[Task to carry out] Only lines with the string "cambio" matter here; gather them from the material below.

[Working data]
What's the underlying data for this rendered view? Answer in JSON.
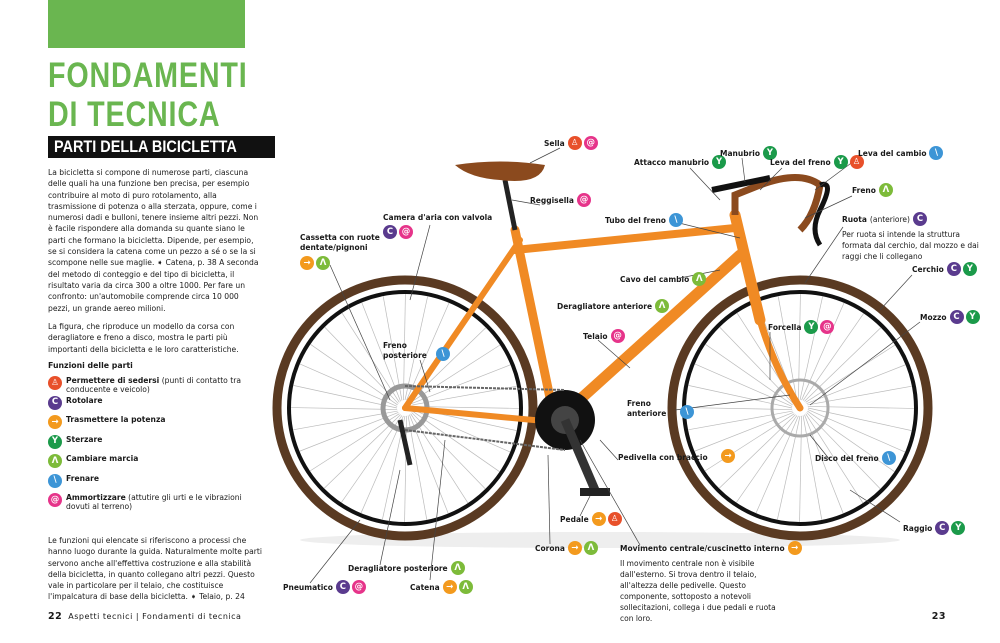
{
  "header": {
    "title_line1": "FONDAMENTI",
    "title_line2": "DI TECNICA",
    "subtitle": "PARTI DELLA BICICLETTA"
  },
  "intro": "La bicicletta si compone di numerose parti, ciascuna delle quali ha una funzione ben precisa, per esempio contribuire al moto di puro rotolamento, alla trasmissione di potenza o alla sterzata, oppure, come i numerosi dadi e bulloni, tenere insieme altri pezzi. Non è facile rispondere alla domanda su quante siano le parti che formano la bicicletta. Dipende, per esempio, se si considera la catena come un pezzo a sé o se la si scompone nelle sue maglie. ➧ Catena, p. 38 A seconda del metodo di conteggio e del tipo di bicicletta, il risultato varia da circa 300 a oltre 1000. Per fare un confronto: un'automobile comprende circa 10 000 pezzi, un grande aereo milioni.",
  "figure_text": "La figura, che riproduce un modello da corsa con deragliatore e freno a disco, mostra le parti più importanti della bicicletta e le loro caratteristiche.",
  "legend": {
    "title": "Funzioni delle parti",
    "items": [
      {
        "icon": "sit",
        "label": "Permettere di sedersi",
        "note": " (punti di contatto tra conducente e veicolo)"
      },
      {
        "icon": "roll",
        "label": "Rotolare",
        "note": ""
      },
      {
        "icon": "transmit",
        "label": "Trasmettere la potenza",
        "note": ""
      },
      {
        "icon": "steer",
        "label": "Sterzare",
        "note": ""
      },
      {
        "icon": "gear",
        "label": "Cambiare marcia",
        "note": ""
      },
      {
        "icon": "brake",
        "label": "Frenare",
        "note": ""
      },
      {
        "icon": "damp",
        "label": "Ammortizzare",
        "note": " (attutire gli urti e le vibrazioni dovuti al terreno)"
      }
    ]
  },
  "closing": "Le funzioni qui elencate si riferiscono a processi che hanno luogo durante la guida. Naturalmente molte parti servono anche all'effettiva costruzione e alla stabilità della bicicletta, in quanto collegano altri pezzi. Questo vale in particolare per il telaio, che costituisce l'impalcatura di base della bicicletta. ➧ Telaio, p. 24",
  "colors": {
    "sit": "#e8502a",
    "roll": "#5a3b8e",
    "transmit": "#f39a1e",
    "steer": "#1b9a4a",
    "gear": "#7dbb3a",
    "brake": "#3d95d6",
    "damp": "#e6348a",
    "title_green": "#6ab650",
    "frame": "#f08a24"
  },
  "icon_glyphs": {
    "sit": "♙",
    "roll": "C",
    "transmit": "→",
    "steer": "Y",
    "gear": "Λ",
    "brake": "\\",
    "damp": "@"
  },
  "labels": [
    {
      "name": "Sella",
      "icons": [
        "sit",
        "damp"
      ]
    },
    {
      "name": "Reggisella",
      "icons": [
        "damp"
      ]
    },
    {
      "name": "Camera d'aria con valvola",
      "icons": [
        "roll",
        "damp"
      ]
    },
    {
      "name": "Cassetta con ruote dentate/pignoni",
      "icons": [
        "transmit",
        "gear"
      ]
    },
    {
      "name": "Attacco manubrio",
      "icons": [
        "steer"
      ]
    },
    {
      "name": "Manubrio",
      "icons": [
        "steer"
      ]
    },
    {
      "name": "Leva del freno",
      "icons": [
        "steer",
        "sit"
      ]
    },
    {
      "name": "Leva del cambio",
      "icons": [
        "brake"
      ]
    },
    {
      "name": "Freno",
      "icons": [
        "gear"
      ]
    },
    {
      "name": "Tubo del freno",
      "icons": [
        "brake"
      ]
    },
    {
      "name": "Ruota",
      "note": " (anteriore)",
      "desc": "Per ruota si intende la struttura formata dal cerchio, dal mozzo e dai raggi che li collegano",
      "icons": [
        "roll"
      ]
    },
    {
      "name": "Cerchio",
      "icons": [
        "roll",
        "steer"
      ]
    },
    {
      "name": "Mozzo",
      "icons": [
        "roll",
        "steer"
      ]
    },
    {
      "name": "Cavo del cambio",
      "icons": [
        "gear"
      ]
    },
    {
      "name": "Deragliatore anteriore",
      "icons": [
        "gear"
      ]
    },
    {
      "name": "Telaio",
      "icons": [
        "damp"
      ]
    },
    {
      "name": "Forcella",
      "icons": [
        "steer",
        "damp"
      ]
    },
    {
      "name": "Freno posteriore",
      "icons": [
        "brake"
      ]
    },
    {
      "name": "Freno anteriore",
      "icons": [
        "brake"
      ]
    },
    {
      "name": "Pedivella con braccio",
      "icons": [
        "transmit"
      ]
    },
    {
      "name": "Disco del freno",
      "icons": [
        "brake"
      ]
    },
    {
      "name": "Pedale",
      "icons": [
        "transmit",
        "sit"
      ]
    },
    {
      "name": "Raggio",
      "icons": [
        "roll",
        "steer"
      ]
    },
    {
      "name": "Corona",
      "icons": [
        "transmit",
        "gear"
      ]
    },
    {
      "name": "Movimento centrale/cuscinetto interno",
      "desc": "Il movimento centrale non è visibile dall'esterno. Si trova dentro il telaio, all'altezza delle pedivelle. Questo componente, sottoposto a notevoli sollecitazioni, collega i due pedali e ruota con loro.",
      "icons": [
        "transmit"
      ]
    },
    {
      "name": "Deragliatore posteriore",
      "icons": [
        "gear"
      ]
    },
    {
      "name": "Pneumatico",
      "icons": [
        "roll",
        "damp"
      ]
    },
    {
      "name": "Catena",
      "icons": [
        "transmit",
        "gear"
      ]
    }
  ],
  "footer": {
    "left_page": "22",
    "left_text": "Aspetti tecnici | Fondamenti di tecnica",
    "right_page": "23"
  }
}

...

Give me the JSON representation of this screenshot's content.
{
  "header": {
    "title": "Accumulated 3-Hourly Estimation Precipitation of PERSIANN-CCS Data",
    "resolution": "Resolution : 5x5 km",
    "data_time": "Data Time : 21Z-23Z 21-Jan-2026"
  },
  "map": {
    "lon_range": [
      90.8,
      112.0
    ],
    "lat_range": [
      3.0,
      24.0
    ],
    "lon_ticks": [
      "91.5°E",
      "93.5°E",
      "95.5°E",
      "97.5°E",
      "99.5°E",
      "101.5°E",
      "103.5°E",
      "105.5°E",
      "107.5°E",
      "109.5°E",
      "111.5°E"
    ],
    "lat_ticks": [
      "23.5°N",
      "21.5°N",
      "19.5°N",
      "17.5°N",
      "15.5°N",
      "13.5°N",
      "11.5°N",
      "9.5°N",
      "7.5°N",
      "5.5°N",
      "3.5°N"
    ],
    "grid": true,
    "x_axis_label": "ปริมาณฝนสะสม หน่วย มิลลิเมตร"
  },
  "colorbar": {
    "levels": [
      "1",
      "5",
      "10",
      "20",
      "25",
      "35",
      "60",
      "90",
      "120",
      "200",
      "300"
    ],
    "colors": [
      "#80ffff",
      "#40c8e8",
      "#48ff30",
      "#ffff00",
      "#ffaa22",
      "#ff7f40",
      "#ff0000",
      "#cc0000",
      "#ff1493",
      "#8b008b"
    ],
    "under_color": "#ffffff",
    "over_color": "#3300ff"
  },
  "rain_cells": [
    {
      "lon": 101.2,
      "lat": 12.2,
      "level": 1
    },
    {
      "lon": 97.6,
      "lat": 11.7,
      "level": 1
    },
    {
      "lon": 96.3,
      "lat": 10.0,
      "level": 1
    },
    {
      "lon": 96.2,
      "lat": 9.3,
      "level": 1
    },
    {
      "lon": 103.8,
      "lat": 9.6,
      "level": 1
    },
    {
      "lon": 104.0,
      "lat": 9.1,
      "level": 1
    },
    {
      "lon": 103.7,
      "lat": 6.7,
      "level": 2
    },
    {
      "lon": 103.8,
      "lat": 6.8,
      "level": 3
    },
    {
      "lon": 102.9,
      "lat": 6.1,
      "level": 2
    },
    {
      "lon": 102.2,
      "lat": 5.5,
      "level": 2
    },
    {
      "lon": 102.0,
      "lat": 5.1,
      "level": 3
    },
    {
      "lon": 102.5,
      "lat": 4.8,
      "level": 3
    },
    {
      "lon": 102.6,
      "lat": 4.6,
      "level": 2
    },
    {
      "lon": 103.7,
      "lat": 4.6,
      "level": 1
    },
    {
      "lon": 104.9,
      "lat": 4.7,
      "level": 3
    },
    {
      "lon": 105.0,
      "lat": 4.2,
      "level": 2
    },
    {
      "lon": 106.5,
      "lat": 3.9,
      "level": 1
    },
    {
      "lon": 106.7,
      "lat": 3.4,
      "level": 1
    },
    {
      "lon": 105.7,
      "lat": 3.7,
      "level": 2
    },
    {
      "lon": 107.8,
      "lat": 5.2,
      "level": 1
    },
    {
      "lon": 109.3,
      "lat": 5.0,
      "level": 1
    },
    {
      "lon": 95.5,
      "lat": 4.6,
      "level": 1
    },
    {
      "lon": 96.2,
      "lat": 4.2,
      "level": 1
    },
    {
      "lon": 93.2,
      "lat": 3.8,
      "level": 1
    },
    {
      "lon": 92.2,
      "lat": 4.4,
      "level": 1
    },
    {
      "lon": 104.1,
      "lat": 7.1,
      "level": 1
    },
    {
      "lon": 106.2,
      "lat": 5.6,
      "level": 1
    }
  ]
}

[Result for this task]
      "name": "Leva del cambio",
      "name": "Cavo del cambio",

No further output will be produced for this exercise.